§ **TASK REQUIREMENTS**: Scan the records for the string "beam"; copy each line where it occurs.

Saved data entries
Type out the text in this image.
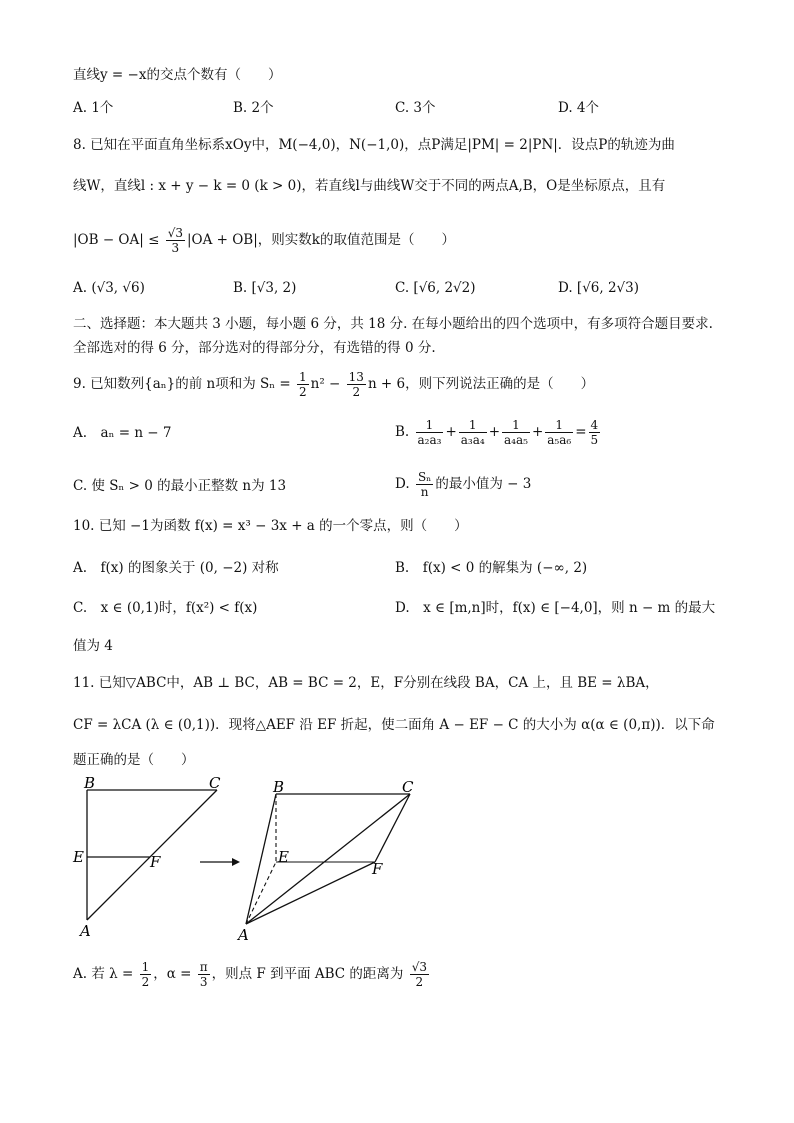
直线y = −x的交点个数有（　　）
A. 1个	B. 2个	C. 3个	D. 4个
8. 已知在平面直角坐标系xOy中，M(−4,0)，N(−1,0)，点P满足|PM| = 2|PN|．设点P的轨迹为曲
线W，直线l : x + y − k = 0 (k > 0)，若直线l与曲线W交于不同的两点A,B，O是坐标原点，且有
$|OB - OA| \le \frac{√3}{3} |OA + OB|$，则实数k的取值范围是（　　）
A. (√3, √6)	B. [√3, 2)	C. [√6, 2√2)	D. [√6, 2√3)
二、选择题：本大题共 3 小题，每小题 6 分，共 18 分. 在每小题给出的四个选项中，有多项符合题目要求.
全部选对的得 6 分，部分选对的得部分分，有选错的得 0 分.
9. 已知数列{aₙ}的前 n项和为 $S_n = \frac{1}{2} n^2 - \frac{13}{2}$ n + 6，则下列说法正确的是（　　）
A.　aₙ = n − 7	B. $\frac{1}{\text{a₂a₃}} + \frac{1}{\text{a₃a₄}} + \frac{1}{\text{a₄a₅}} + \frac{1}{\text{a₅a₆}} = \frac{4}{5}$
C. 使 Sₙ > 0 的最小正整数 n为 13	D. $\frac{\text{Sₙ}}{n}$ 的最小值为 − 3
10. 已知 −1为函数 f(x) = x³ − 3x + a 的一个零点，则（　　）
A.　f(x) 的图象关于 (0, −2) 对称	B.　f(x) < 0 的解集为 (−∞, 2)
C.　x ∈ (0,1)时，f(x²) < f(x)	D.　x ∈ [m,n]时，f(x) ∈ [−4,0]，则 n − m 的最大
值为 4
11. 已知▽ABC中，AB ⊥ BC，AB = BC = 2，E，F分别在线段 BA，CA 上，且 BE = λBA，
CF = λCA (λ ∈ (0,1))．现将△AEF 沿 EF 折起，使二面角 A − EF − C 的大小为 α(α ∈ (0,π))．以下命
题正确的是（　　）
B	C
E	F
A
B	C
E
F
A
A. 若 $\lambda = \frac{1}{2}$ ，$\alpha = \frac{\pi}{3}$ ，则点 F 到平面 ABC 的距离为 $\frac{√3}{2}$
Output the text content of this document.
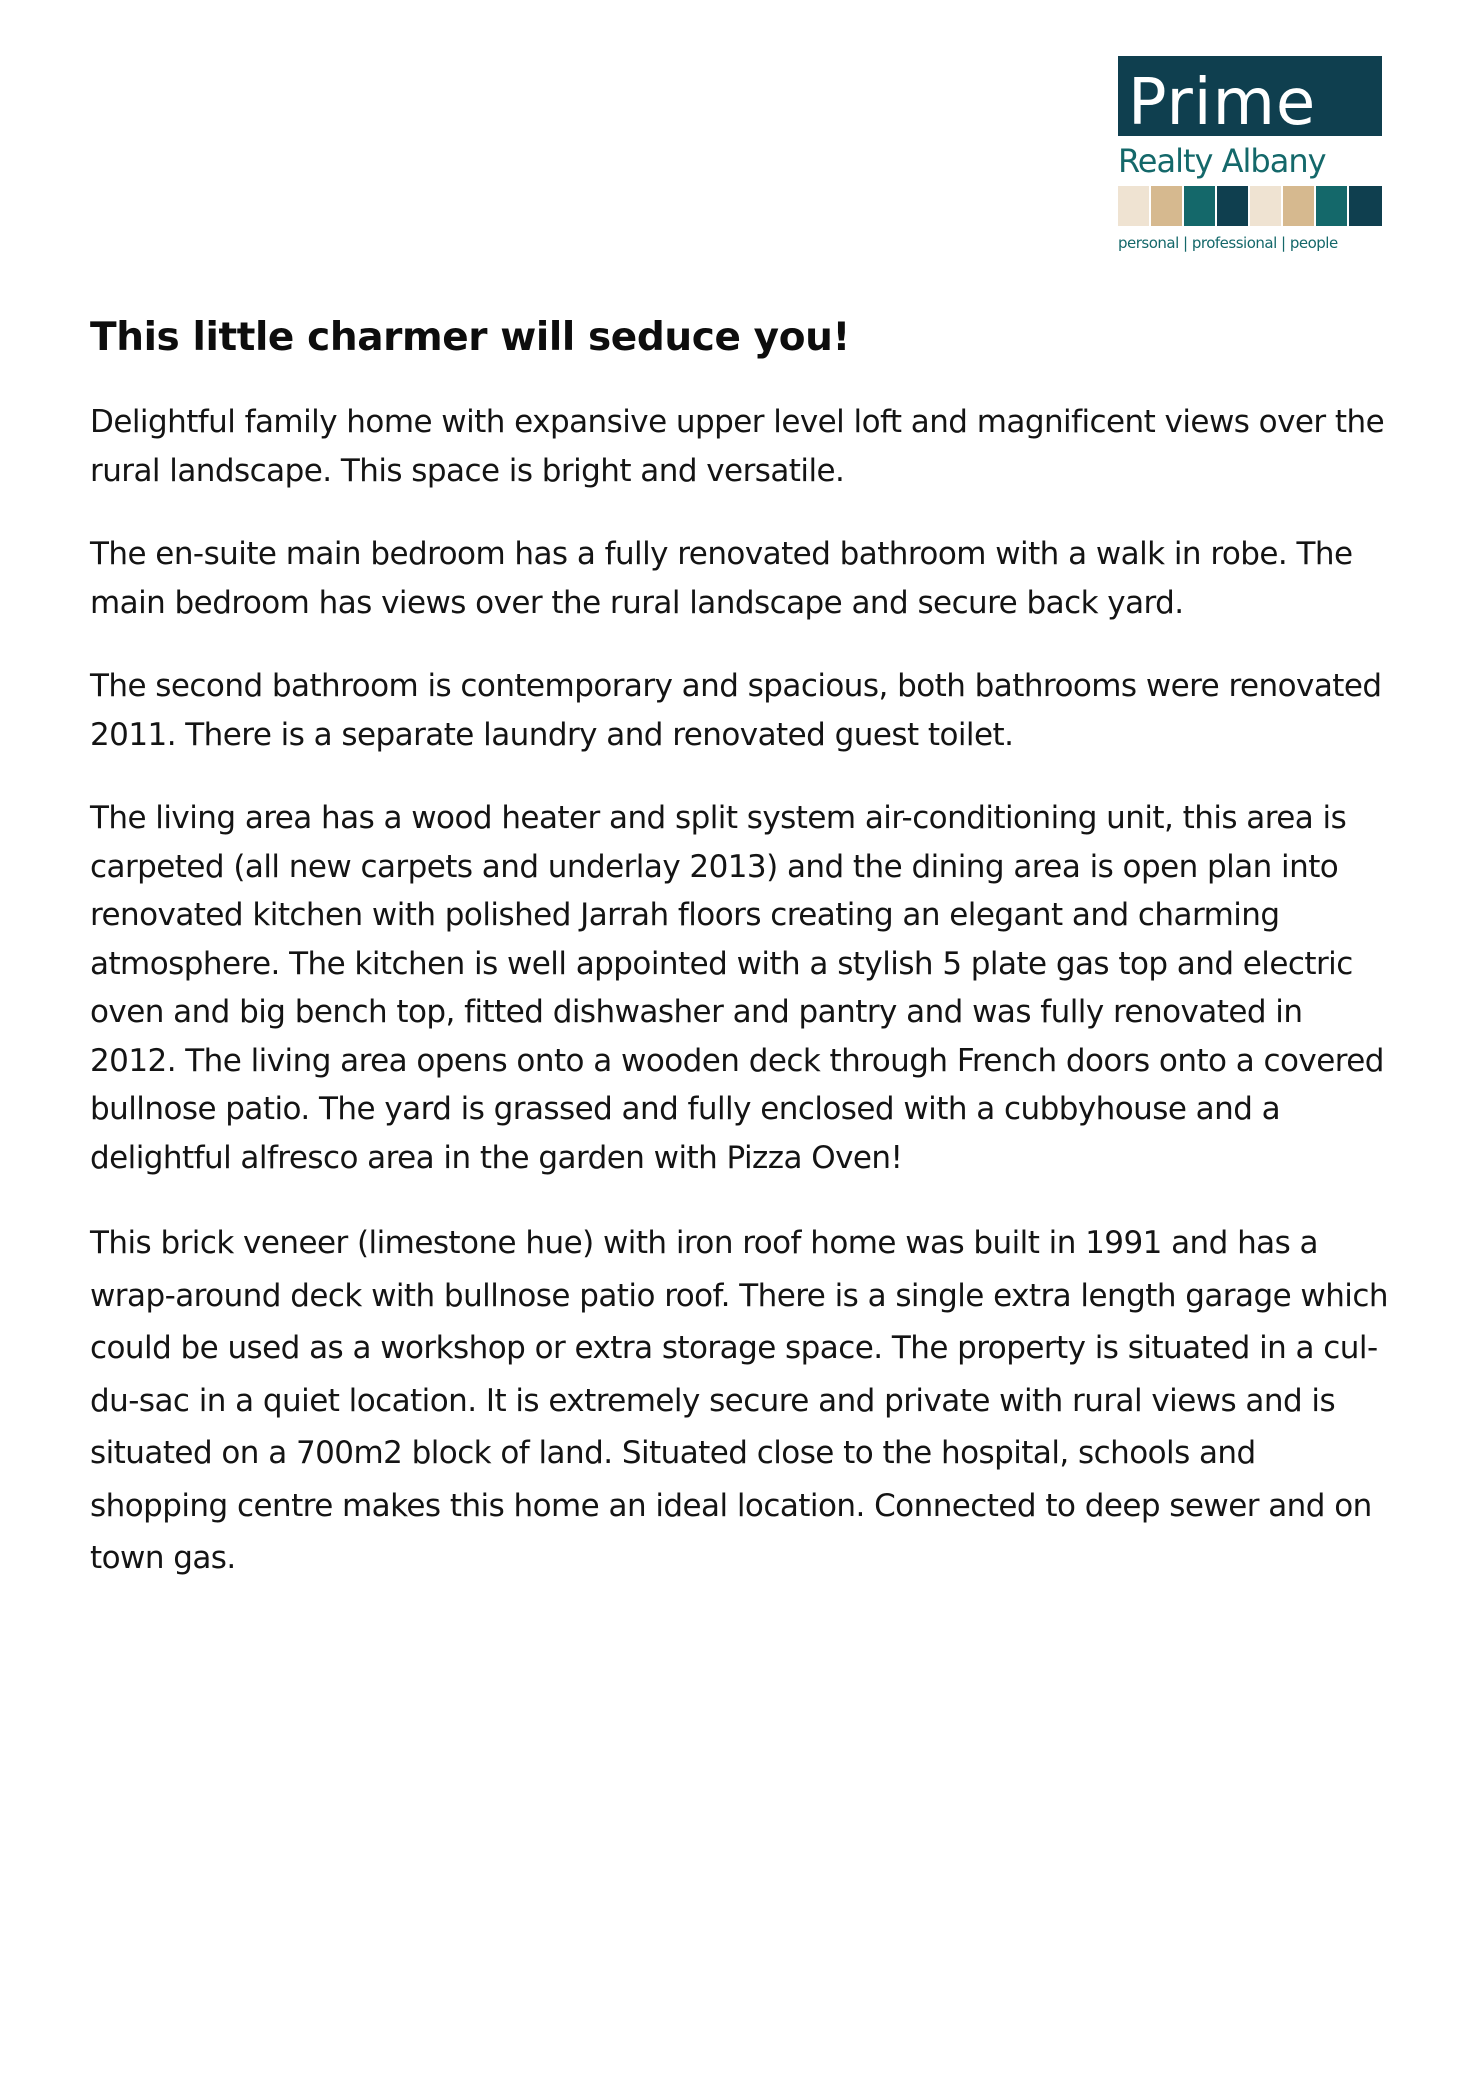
Prime
Realty Albany
personal | professional | people
This little charmer will seduce you!

Delightful family home with expansive upper level loft and magnificent views over the rural landscape. This space is bright and versatile.

The en-suite main bedroom has a fully renovated bathroom with a walk in robe. The main bedroom has views over the rural landscape and secure back yard.

The second bathroom is contemporary and spacious, both bathrooms were renovated 2011. There is a separate laundry and renovated guest toilet.

The living area has a wood heater and split system air-conditioning unit, this area is carpeted (all new carpets and underlay 2013) and the dining area is open plan into renovated kitchen with polished Jarrah floors creating an elegant and charming atmosphere. The kitchen is well appointed with a stylish 5 plate gas top and electric oven and big bench top, fitted dishwasher and pantry and was fully renovated in 2012. The living area opens onto a wooden deck through French doors onto a covered bullnose patio. The yard is grassed and fully enclosed with a cubbyhouse and a delightful alfresco area in the garden with Pizza Oven!

This brick veneer (limestone hue) with iron roof home was built in 1991 and has a wrap-around deck with bullnose patio roof. There is a single extra length garage which could be used as a workshop or extra storage space. The property is situated in a cul-du-sac in a quiet location. It is extremely secure and private with rural views and is situated on a 700m2 block of land. Situated close to the hospital, schools and shopping centre makes this home an ideal location. Connected to deep sewer and on town gas.
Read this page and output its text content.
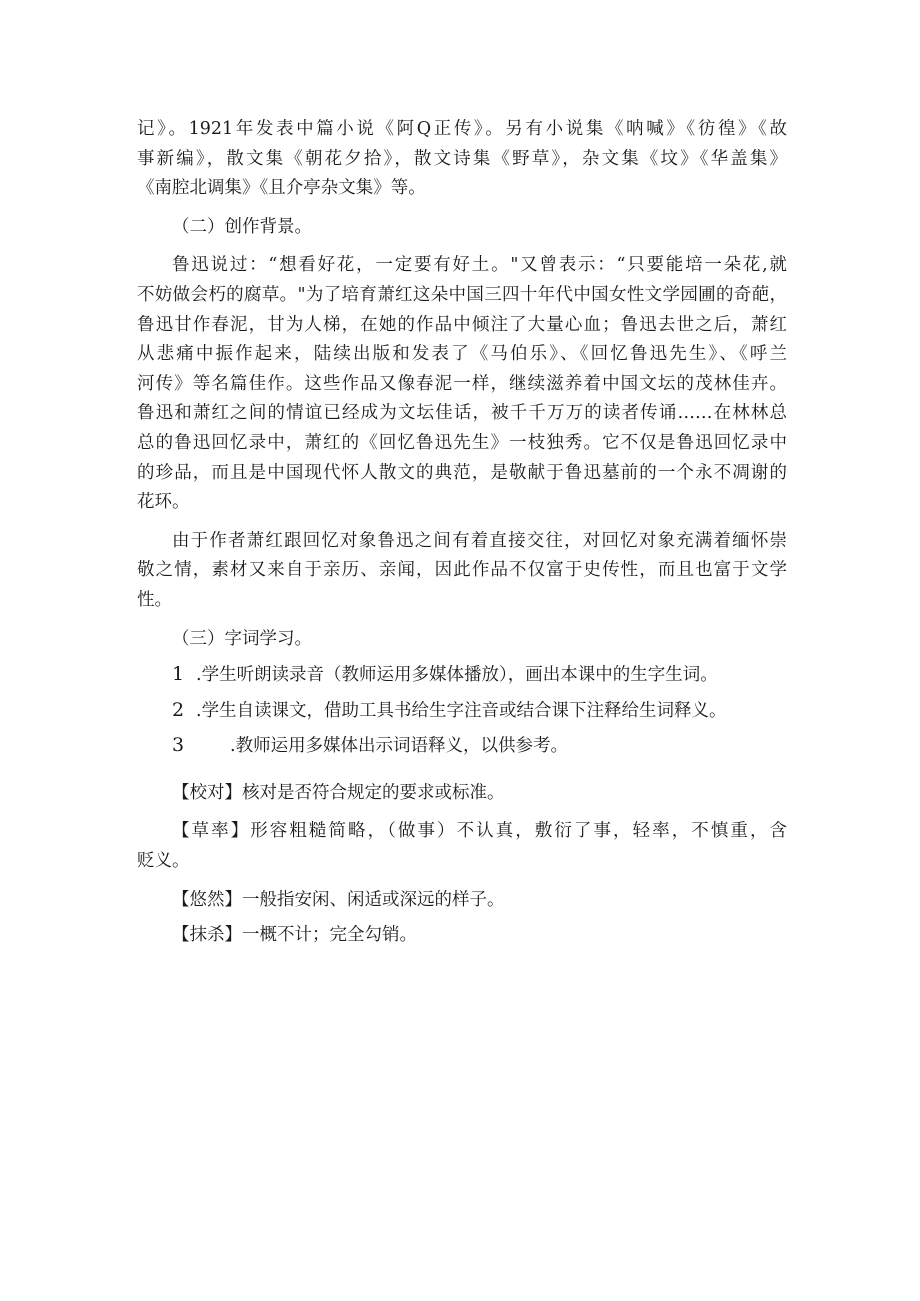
记》。1921年发表中篇小说《阿Q正传》。另有小说集《呐喊》《彷徨》《故
事新编》，散文集《朝花夕拾》，散文诗集《野草》，杂文集《坟》《华盖集》
《南腔北调集》《且介亭杂文集》等。
（二）创作背景。
鲁迅说过：“想看好花，一定要有好土。"又曾表示：“只要能培一朵花,就
不妨做会朽的腐草。"为了培育萧红这朵中国三四十年代中国女性文学园圃的奇葩，
鲁迅甘作春泥，甘为人梯，在她的作品中倾注了大量心血；鲁迅去世之后，萧红
从悲痛中振作起来，陆续出版和发表了《马伯乐》、《回忆鲁迅先生》、《呼兰
河传》等名篇佳作。这些作品又像春泥一样，继续滋养着中国文坛的茂林佳卉。
鲁迅和萧红之间的情谊已经成为文坛佳话，被千千万万的读者传诵……在林林总
总的鲁迅回忆录中，萧红的《回忆鲁迅先生》一枝独秀。它不仅是鲁迅回忆录中
的珍品，而且是中国现代怀人散文的典范，是敬献于鲁迅墓前的一个永不凋谢的
花环。
由于作者萧红跟回忆对象鲁迅之间有着直接交往，对回忆对象充满着缅怀崇
敬之情，素材又来自于亲历、亲闻，因此作品不仅富于史传性，而且也富于文学
性。
（三）字词学习。
1 .学生听朗读录音（教师运用多媒体播放），画出本课中的生字生词。
2 .学生自读课文，借助工具书给生字注音或结合课下注释给生词释义。
3	.教师运用多媒体出示词语释义，以供参考。
【校对】核对是否符合规定的要求或标准。
【草率】形容粗糙简略，（做事）不认真，敷衍了事，轻率，不慎重，含
贬义。
【悠然】一般指安闲、闲适或深远的样子。
【抹杀】一概不计；完全勾销。
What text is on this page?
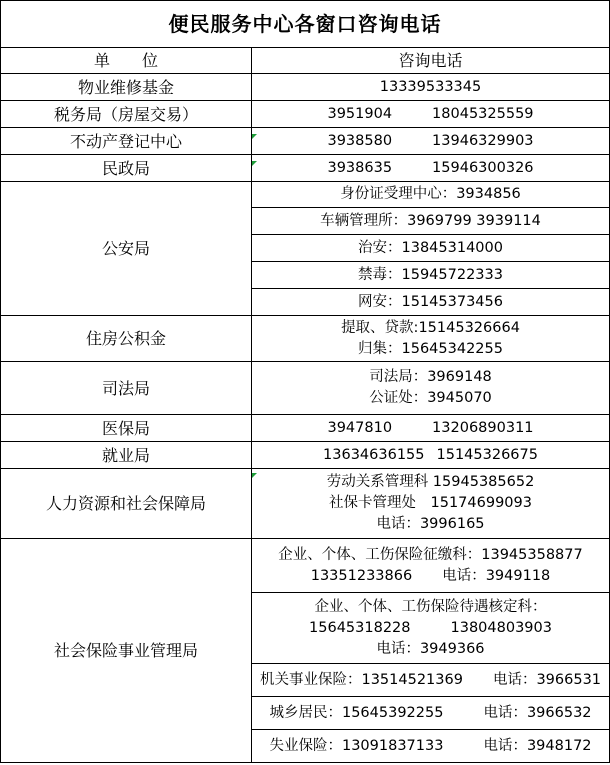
便民服务中心各窗口咨询电话	
单　　位	咨询电话
物业维修基金	13339533345
税务局（房屋交易）	3951904 18045325559
不动产登记中心	3938580 13946329903
民政局	3938635 15946300326
公安局	身份证受理中心：3934856
	车辆管理所：3969799 3939114
	治安：13845314000
	禁毒：15945722333
	网安：15145373456
住房公积金	提取、贷款:15145326664
归集：15645342255

司法局	司法局：3969148
公证处：3945070

医保局	3947810 13206890311
就业局	13634636155 15145326675
人力资源和社会保障局	劳动关系管理科 15945385652
社保卡管理处　15174699093
电话：3996165

社会保险事业管理局	企业、个体、工伤保险征缴科：13945358877
13351233866 电话：3949118

	企业、个体、工伤保险待遇核定科：
15645318228 13804803903
电话：3949366

	机关事业保险：13514521369 电话：3966531
	城乡居民：15645392255 电话：3966532
	失业保险：13091837133 电话：3948172
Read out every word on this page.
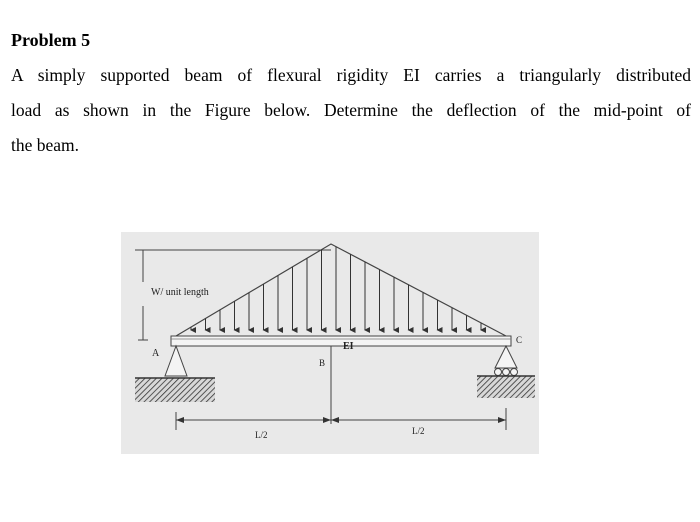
Problem 5
A simply supported beam of flexural rigidity EI carries a triangularly distributed
load as shown in the Figure below. Determine the deflection of the mid-point of
the beam.
W/ unit length
A
B
C
EI
L/2	L/2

§ **TASK SOLUTION**:
A simply supported beam of flexural rigidity EI carries a triangularly distributed
the beam.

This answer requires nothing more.